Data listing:
--- begin ---

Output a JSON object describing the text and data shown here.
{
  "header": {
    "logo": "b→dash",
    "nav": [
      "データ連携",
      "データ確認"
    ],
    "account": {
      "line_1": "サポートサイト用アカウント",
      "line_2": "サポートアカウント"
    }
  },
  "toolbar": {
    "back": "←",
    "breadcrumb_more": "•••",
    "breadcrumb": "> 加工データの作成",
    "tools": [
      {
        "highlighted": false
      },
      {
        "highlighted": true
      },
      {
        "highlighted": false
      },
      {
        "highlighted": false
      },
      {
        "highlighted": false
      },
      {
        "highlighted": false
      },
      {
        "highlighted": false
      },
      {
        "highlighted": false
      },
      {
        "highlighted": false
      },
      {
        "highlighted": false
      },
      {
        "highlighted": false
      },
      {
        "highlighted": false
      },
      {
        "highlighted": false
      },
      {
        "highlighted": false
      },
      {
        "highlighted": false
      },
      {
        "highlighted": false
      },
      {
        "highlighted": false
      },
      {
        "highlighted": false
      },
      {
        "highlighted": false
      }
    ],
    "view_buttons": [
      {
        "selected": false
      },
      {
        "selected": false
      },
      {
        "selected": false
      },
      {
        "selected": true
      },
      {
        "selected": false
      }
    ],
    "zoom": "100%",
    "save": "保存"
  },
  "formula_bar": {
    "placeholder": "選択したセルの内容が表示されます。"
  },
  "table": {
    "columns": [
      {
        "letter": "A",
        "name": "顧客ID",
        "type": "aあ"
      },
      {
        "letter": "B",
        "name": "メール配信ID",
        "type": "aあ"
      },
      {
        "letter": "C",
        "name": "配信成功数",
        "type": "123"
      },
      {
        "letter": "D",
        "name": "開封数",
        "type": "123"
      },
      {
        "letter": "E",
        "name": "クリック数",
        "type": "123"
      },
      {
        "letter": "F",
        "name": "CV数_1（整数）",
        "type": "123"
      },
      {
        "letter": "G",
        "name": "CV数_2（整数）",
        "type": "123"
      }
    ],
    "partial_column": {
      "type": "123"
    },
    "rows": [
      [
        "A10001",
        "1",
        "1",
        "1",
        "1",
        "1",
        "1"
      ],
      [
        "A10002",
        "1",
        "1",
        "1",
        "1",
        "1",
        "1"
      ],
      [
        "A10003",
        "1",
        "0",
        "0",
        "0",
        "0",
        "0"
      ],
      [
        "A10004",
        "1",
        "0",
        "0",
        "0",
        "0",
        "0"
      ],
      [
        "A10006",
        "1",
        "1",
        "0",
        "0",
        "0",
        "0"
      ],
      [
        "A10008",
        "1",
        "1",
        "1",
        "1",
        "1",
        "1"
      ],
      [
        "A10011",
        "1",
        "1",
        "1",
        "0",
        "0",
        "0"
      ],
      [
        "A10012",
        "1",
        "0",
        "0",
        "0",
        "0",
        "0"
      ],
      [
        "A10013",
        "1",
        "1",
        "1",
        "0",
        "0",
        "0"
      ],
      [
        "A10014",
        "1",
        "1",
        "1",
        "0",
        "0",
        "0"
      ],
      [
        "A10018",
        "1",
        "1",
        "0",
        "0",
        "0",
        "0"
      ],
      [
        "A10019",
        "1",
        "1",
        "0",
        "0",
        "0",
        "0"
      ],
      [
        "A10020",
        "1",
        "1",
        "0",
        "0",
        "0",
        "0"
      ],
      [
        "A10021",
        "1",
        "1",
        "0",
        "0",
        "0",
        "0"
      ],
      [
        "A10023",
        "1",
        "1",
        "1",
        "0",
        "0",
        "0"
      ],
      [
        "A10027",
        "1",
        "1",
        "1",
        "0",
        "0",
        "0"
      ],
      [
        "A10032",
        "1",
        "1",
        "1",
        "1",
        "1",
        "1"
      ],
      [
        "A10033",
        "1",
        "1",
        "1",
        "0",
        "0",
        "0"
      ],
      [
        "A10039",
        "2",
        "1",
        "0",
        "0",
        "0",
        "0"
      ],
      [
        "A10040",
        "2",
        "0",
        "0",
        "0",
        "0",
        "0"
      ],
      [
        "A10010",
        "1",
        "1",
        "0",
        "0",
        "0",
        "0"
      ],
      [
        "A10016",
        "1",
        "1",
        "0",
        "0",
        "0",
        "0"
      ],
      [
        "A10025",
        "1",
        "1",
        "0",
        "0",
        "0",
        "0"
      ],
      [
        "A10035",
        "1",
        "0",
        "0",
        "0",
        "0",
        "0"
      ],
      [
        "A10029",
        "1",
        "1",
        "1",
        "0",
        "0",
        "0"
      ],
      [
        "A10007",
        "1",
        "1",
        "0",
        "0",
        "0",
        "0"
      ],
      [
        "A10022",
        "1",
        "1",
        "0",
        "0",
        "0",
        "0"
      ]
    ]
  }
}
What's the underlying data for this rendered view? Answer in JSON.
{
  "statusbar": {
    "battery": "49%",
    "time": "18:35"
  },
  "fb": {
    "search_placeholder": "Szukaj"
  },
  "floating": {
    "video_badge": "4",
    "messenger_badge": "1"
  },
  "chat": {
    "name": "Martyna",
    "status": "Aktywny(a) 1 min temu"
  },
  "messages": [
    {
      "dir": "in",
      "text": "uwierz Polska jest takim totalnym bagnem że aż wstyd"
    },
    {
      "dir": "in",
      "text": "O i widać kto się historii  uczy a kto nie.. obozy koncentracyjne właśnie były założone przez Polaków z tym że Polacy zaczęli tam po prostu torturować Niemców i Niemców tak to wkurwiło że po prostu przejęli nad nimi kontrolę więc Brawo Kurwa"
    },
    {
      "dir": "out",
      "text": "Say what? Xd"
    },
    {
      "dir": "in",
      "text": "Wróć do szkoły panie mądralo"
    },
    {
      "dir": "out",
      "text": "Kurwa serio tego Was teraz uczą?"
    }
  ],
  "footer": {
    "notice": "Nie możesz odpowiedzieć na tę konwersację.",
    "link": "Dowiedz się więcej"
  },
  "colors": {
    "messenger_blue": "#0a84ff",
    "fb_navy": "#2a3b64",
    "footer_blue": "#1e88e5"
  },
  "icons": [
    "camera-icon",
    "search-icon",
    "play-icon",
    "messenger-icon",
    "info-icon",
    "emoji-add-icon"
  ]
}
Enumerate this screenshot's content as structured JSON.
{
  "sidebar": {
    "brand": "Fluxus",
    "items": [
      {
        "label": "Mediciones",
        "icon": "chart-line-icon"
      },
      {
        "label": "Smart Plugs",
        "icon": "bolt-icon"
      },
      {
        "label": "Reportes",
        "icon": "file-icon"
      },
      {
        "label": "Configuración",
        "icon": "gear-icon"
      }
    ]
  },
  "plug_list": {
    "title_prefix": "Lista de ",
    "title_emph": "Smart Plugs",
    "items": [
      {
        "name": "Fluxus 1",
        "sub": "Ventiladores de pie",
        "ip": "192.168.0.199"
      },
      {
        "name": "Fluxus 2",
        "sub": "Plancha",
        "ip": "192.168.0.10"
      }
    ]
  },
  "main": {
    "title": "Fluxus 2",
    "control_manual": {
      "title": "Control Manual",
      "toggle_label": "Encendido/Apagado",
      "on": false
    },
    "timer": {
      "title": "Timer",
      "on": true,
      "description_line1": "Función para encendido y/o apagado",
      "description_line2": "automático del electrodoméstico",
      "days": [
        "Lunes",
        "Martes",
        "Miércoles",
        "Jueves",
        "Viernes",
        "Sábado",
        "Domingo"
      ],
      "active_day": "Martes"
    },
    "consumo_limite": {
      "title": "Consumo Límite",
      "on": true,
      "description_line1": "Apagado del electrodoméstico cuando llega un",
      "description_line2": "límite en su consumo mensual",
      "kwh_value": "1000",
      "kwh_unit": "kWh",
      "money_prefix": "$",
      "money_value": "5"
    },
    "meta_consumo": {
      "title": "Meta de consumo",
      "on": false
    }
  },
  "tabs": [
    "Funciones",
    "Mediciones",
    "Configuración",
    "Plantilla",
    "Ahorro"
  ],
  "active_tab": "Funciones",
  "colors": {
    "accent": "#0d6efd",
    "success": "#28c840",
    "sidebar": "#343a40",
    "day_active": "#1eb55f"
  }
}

--- end ---

Exercise prompt » Output the line holding "Enumerate this screenshot's", then every later line through the end of the records above, exactly as given and nothing else.

Reply to the task »
Enumerate this screenshot's content as structured JSON.
{
  "sidebar": {
    "brand": "Fluxus",
    "items": [
      {
        "label": "Mediciones",
        "icon": "chart-line-icon"
      },
      {
        "label": "Smart Plugs",
        "icon": "bolt-icon"
      },
      {
        "label": "Reportes",
        "icon": "file-icon"
      },
      {
        "label": "Configuración",
        "icon": "gear-icon"
      }
    ]
  },
  "plug_list": {
    "title_prefix": "Lista de ",
    "title_emph": "Smart Plugs",
    "items": [
      {
        "name": "Fluxus 1",
        "sub": "Ventiladores de pie",
        "ip": "192.168.0.199"
      },
      {
        "name": "Fluxus 2",
        "sub": "Plancha",
        "ip": "192.168.0.10"
      }
    ]
  },
  "main": {
    "title": "Fluxus 2",
    "control_manual": {
      "title": "Control Manual",
      "toggle_label": "Encendido/Apagado",
      "on": false
    },
    "timer": {
      "title": "Timer",
      "on": true,
      "description_line1": "Función para encendido y/o apagado",
      "description_line2": "automático del electrodoméstico",
      "days": [
        "Lunes",
        "Martes",
        "Miércoles",
        "Jueves",
        "Viernes",
        "Sábado",
        "Domingo"
      ],
      "active_day": "Martes"
    },
    "consumo_limite": {
      "title": "Consumo Límite",
      "on": true,
      "description_line1": "Apagado del electrodoméstico cuando llega un",
      "description_line2": "límite en su consumo mensual",
      "kwh_value": "1000",
      "kwh_unit": "kWh",
      "money_prefix": "$",
      "money_value": "5"
    },
    "meta_consumo": {
      "title": "Meta de consumo",
      "on": false
    }
  },
  "tabs": [
    "Funciones",
    "Mediciones",
    "Configuración",
    "Plantilla",
    "Ahorro"
  ],
  "active_tab": "Funciones",
  "colors": {
    "accent": "#0d6efd",
    "success": "#28c840",
    "sidebar": "#343a40",
    "day_active": "#1eb55f"
  }
}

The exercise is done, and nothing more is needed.